Challenge:
Search the data below for the string "following". Extract every line that contains it.

Data provided:
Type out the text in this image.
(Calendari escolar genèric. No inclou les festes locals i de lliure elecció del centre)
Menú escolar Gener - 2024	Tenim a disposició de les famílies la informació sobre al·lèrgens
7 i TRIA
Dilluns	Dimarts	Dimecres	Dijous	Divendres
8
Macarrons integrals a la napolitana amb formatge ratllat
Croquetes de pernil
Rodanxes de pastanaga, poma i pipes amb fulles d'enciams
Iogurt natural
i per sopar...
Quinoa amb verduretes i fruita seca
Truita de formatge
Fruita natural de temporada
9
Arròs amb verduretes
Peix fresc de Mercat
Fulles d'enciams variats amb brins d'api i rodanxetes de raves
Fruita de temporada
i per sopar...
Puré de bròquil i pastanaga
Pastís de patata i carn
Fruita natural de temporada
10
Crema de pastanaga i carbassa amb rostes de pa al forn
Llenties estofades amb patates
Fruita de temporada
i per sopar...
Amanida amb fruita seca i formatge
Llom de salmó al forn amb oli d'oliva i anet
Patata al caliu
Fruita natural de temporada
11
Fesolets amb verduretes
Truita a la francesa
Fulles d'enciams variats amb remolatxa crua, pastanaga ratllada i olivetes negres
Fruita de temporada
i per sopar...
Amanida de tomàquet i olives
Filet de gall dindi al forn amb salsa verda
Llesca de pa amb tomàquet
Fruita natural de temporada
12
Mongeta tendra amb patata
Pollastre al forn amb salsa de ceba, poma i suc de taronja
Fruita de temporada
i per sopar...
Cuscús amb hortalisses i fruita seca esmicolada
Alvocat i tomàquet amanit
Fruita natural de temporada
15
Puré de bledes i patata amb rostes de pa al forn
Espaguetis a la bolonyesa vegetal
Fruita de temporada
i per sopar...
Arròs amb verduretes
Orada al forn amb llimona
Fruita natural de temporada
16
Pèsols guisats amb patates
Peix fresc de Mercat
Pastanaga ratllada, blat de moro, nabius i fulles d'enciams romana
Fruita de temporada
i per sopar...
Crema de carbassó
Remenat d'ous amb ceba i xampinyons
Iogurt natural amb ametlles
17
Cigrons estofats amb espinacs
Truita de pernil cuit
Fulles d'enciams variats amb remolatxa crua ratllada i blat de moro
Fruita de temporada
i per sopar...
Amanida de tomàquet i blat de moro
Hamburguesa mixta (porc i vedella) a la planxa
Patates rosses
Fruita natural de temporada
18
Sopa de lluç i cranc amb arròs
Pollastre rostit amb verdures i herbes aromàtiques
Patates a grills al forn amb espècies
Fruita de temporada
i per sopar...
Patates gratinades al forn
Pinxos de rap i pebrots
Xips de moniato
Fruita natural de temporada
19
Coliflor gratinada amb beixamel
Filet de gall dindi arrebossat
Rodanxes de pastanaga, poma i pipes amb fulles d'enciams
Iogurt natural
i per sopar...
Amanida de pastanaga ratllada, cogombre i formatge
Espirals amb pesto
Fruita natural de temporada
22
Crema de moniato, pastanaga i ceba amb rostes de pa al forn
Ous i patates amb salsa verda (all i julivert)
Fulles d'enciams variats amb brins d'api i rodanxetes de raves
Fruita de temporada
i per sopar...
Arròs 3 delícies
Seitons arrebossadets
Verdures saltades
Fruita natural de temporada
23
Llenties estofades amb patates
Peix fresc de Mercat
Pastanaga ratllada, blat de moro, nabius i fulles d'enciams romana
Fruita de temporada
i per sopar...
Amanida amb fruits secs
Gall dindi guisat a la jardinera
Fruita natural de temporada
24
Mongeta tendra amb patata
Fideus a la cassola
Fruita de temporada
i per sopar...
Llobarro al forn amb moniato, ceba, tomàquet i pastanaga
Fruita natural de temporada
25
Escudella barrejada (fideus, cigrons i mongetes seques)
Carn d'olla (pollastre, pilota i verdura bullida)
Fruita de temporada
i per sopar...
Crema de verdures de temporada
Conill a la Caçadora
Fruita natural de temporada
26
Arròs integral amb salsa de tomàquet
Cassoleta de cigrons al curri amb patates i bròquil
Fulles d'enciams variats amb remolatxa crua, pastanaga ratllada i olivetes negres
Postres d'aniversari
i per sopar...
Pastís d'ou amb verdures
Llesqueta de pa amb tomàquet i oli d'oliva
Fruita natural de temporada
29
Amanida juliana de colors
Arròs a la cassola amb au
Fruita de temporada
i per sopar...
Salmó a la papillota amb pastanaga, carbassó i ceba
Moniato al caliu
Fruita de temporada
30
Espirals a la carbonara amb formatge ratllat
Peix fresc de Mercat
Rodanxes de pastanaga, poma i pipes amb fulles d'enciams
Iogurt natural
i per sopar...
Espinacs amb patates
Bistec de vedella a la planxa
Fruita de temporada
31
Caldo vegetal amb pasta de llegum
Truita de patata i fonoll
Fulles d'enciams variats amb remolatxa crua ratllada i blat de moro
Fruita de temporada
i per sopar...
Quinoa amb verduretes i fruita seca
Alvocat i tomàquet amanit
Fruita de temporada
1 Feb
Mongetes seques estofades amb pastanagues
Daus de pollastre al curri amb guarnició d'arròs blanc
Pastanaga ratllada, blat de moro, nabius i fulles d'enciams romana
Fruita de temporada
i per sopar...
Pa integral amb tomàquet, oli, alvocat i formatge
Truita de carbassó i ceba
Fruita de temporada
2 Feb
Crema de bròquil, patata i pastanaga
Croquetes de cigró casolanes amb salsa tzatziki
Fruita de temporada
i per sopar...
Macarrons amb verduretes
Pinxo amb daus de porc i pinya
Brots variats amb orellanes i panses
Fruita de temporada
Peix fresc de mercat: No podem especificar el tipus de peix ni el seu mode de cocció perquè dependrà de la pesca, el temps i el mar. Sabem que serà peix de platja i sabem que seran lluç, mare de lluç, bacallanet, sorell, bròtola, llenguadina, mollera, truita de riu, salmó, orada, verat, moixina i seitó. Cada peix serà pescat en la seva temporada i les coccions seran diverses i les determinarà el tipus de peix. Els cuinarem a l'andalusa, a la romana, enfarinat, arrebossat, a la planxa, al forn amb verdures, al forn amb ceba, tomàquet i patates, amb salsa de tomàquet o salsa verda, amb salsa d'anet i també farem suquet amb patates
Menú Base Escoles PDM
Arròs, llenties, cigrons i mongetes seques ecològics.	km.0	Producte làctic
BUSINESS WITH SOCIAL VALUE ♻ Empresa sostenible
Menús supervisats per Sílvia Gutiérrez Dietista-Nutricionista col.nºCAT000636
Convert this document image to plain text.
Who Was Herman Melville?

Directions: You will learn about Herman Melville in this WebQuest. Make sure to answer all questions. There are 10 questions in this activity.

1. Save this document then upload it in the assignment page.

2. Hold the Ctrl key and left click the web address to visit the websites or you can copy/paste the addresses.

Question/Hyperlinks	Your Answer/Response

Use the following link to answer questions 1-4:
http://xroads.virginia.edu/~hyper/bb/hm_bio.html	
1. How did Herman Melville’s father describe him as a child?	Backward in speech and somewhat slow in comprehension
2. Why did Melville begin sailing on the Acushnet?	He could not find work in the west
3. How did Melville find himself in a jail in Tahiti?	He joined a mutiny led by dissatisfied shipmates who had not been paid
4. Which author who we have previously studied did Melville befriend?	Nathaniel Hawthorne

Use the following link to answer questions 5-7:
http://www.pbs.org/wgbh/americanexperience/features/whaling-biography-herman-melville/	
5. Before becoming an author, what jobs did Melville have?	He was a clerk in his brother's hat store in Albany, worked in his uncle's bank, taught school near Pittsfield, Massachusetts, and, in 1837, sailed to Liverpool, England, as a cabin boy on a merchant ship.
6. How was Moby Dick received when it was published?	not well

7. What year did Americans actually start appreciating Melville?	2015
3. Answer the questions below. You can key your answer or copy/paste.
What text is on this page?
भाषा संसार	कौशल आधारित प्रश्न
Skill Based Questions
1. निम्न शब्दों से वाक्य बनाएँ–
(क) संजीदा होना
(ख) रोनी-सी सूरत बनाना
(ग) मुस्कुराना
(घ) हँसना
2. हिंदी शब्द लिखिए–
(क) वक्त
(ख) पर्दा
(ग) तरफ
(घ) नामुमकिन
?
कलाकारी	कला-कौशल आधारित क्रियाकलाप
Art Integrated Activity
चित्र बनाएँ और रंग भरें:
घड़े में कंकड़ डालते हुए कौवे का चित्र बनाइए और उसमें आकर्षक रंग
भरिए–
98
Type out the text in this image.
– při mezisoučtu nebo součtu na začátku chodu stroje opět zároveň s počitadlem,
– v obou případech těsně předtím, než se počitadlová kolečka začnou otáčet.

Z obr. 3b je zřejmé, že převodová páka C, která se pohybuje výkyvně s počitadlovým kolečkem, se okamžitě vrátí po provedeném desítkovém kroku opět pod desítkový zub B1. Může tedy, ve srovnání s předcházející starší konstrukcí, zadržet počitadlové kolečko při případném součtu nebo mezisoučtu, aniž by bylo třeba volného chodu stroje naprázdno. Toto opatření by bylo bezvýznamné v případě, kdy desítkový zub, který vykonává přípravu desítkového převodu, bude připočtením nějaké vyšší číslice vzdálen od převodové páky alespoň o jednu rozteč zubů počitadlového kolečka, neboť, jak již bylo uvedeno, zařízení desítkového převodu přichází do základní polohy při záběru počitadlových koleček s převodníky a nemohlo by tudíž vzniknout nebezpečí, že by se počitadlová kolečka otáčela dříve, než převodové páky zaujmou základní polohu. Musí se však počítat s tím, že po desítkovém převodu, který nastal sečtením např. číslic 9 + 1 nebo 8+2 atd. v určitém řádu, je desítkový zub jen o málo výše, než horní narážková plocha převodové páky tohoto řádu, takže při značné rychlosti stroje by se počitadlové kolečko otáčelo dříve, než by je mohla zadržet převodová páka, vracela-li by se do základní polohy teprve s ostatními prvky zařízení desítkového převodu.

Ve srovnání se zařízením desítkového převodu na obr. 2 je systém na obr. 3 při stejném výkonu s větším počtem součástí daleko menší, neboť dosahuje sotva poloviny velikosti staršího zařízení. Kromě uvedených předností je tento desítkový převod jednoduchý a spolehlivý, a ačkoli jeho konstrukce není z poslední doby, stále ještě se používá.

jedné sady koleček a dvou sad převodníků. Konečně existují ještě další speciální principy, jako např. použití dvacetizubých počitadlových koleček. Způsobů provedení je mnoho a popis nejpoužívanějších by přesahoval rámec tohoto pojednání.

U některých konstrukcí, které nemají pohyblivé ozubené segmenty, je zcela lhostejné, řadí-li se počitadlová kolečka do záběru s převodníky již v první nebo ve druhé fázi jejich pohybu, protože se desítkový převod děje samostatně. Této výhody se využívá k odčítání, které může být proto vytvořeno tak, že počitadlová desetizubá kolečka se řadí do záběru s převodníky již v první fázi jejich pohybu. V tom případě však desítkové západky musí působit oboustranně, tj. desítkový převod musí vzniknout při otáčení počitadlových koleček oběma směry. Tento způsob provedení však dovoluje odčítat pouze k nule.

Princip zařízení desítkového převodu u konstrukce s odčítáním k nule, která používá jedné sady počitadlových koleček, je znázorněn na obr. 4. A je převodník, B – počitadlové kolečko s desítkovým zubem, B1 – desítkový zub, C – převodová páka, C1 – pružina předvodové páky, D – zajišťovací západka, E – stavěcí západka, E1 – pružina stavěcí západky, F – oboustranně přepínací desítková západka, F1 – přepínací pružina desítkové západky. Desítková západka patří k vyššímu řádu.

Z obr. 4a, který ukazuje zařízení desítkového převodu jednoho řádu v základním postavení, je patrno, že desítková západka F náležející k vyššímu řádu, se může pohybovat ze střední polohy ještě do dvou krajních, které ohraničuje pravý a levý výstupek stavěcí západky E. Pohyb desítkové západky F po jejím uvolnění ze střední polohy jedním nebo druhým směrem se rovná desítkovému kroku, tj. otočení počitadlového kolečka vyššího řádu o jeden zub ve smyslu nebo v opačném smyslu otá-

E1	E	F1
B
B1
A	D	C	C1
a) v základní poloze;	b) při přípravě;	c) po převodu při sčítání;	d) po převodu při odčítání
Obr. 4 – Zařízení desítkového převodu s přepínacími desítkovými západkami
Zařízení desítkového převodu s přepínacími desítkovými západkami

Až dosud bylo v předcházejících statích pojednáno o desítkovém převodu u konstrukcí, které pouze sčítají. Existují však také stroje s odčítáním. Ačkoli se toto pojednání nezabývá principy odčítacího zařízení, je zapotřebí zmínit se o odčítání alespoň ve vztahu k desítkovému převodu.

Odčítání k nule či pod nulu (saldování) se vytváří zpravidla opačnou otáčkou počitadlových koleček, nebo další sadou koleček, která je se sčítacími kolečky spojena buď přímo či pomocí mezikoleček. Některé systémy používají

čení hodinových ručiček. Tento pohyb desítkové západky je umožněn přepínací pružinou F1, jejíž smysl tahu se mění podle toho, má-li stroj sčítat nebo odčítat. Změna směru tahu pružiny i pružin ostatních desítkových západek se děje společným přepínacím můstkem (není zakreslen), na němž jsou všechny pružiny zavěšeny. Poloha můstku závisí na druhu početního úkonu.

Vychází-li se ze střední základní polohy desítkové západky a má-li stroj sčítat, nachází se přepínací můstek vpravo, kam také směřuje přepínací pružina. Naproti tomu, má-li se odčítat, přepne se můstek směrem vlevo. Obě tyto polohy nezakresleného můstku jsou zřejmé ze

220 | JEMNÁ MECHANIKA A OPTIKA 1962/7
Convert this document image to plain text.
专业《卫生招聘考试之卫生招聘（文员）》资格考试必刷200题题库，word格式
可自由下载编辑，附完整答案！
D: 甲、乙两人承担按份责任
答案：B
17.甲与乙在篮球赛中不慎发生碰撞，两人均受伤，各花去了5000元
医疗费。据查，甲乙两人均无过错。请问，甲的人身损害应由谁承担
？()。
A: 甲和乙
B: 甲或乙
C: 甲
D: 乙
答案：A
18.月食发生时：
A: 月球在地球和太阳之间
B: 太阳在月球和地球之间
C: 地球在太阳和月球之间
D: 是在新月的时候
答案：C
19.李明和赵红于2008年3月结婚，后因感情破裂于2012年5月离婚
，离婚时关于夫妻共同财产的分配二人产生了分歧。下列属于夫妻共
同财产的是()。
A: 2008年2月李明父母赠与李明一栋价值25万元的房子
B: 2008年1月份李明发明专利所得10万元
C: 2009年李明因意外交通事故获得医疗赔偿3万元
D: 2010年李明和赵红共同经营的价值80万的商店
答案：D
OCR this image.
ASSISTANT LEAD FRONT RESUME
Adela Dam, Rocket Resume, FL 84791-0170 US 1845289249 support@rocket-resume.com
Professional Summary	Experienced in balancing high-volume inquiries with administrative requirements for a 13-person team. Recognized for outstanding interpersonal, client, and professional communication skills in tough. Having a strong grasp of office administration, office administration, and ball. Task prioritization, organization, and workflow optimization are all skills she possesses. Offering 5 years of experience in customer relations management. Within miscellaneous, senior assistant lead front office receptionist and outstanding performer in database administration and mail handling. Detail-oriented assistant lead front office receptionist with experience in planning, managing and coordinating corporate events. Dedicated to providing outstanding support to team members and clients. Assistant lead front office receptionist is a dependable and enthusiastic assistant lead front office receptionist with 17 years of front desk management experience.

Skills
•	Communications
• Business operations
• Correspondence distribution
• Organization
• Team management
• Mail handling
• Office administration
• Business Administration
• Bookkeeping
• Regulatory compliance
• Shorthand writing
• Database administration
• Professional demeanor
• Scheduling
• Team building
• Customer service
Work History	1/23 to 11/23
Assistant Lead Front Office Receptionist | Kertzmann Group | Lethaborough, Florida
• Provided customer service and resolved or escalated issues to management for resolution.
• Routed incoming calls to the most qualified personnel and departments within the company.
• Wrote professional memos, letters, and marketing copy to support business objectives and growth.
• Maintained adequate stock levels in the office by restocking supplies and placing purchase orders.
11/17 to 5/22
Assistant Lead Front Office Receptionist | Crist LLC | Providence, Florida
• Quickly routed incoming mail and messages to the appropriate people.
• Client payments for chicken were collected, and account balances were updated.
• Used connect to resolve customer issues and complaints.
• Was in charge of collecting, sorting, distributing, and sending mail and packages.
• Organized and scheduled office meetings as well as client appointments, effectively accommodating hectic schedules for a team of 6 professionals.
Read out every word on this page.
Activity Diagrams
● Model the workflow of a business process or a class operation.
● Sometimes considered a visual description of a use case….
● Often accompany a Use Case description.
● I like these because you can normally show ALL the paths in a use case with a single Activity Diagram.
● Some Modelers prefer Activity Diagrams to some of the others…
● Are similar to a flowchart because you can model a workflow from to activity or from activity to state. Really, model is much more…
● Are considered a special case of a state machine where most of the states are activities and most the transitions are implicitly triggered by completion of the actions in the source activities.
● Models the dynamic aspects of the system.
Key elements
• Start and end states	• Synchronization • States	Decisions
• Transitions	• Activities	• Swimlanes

Final result:
Use the following link to answer questions 1-4:
Use the following link to answer questions 5-7:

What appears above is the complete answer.